A run of records
════════════════════
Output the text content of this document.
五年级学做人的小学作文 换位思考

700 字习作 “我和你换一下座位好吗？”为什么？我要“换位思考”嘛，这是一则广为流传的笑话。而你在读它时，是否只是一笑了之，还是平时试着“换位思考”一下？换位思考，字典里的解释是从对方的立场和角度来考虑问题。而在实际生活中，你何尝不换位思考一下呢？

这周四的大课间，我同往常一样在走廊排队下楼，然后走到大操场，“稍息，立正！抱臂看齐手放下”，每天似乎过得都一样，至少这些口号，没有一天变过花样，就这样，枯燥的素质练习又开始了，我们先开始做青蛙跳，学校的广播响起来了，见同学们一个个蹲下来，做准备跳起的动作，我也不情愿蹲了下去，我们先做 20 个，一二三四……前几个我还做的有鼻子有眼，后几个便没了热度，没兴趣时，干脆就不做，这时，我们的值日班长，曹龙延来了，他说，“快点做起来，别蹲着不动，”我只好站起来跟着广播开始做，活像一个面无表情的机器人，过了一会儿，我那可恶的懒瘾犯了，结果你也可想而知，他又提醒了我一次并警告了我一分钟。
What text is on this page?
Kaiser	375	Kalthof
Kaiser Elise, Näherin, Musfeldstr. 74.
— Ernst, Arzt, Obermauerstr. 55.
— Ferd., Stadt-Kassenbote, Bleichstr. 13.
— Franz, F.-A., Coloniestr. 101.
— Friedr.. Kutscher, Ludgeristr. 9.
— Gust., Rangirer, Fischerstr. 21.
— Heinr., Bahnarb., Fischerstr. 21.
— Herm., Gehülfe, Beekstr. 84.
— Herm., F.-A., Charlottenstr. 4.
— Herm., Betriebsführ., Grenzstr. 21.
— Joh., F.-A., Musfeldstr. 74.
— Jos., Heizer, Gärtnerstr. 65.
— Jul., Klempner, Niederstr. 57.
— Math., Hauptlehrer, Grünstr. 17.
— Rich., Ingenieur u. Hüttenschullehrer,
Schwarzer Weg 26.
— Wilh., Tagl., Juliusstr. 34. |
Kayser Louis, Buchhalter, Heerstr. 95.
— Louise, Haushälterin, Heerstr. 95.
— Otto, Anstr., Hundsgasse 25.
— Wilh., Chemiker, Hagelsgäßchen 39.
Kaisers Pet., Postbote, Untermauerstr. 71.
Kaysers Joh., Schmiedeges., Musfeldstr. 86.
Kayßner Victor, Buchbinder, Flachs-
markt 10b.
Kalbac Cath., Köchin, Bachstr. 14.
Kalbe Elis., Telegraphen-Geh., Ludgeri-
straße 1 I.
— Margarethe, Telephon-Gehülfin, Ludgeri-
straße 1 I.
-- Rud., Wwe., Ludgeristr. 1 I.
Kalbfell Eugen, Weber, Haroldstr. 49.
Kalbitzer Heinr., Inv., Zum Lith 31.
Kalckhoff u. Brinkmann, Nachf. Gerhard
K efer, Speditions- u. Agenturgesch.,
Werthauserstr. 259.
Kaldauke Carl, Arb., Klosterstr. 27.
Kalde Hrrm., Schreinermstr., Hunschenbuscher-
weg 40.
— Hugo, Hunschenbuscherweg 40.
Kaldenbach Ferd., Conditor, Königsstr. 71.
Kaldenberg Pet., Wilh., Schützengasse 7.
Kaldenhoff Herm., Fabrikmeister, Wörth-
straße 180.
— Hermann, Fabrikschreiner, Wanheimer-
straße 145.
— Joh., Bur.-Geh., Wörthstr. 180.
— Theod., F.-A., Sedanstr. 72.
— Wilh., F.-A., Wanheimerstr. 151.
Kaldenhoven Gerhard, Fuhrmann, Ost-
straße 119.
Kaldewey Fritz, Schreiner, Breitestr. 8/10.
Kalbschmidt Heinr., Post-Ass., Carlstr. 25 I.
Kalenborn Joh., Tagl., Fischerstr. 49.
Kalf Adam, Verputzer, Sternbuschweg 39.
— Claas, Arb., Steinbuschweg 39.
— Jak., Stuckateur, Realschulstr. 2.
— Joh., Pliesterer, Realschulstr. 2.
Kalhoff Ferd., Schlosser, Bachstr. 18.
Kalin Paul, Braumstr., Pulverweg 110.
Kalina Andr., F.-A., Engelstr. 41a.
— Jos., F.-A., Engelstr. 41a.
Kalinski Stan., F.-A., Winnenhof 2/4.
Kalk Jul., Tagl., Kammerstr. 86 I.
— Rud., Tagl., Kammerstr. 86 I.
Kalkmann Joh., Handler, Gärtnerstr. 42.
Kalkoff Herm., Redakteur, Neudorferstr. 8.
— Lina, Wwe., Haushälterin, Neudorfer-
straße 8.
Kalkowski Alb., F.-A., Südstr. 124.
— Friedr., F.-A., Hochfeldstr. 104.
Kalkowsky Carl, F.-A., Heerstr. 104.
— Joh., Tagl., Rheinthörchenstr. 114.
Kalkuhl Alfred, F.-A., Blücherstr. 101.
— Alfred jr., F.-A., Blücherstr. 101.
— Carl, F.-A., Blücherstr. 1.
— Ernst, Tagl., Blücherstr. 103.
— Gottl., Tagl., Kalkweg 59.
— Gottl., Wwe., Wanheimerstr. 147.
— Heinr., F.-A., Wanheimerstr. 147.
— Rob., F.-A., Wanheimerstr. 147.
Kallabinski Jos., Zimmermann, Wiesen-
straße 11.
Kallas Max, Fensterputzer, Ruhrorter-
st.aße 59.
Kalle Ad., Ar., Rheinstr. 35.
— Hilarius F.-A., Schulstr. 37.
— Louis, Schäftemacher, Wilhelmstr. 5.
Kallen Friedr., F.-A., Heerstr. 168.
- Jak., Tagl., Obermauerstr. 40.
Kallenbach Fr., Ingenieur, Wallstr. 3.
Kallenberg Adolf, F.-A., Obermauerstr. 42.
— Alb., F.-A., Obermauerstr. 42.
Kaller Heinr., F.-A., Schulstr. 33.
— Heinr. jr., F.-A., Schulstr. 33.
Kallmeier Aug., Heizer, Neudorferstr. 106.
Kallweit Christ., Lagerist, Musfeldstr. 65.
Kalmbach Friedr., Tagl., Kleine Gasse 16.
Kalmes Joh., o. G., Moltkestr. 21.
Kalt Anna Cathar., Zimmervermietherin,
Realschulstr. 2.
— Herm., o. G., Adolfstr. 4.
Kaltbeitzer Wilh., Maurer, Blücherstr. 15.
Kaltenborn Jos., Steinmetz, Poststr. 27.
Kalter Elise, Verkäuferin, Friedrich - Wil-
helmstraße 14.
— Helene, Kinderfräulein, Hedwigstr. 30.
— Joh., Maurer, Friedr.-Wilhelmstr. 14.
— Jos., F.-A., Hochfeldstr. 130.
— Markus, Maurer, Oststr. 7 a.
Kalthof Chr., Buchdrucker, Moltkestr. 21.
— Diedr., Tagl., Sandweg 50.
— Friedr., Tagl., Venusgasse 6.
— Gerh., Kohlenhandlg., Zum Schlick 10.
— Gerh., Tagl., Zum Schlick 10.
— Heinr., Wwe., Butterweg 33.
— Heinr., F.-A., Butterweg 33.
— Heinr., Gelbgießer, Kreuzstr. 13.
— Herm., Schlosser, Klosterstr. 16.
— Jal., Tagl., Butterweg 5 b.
════════════════════
## WRITTEN EXERCISE
List all lines where "Ludgeristr" occurs.

## ANSWER
— Friedr.. Kutscher, Ludgeristr. 9.
-- Rud., Wwe., Ludgeristr. 1 I.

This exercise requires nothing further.